→ Records contained in a dataset

==========

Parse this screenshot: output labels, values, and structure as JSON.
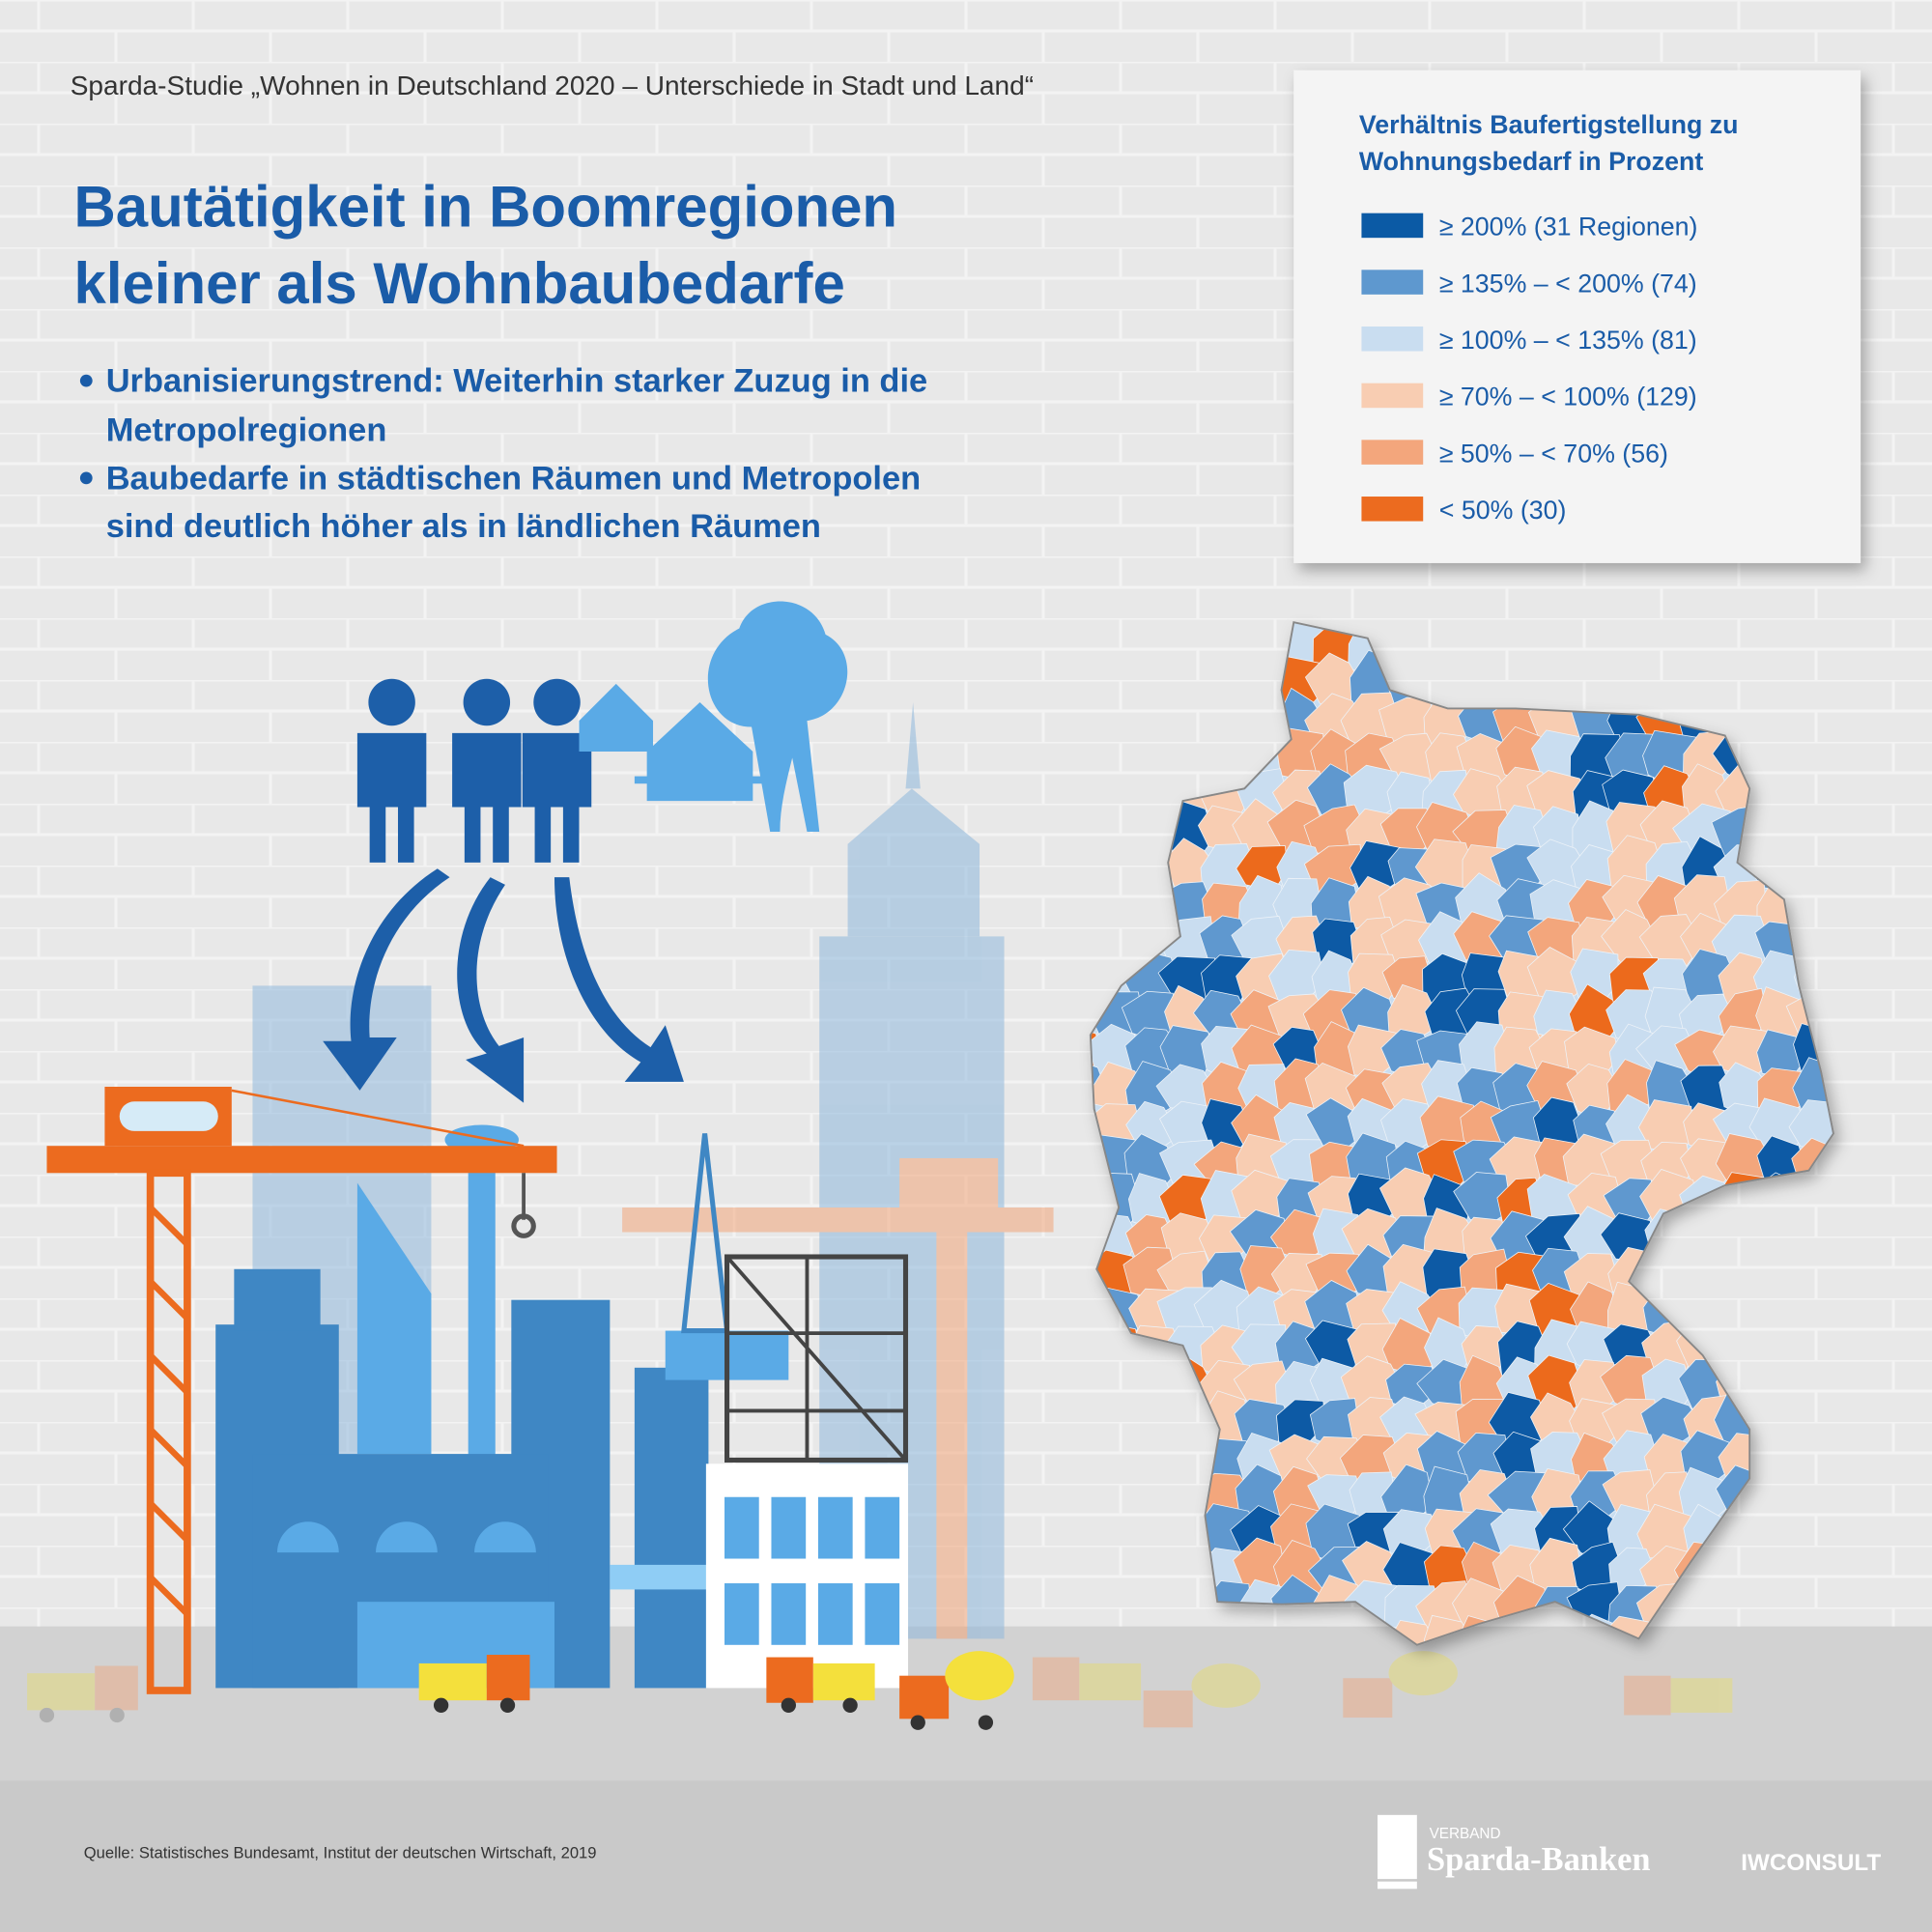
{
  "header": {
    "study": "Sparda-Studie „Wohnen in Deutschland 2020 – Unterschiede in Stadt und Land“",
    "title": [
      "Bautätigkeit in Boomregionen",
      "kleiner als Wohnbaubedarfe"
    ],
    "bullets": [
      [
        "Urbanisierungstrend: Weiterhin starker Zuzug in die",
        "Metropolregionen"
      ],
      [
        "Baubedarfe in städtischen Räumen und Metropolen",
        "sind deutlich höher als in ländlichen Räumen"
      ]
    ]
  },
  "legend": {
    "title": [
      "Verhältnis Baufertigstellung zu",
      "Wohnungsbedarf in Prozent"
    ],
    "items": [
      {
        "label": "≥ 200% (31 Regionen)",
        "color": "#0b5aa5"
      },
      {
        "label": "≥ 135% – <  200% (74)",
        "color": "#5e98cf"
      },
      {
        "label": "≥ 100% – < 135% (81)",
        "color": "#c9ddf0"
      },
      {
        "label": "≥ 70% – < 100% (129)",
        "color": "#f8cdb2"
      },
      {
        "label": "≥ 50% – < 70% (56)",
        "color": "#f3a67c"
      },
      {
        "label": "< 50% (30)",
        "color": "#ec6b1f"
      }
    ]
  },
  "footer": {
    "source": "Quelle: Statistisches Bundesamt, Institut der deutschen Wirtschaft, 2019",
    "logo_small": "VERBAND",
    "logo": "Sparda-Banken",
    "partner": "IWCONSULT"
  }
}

==========

Copy out each line of the records where the string "color" appears.

→ Written solution
        "color": "#0b5aa5"
        "color": "#5e98cf"
        "color": "#c9ddf0"
        "color": "#f8cdb2"
        "color": "#f3a67c"
        "color": "#ec6b1f"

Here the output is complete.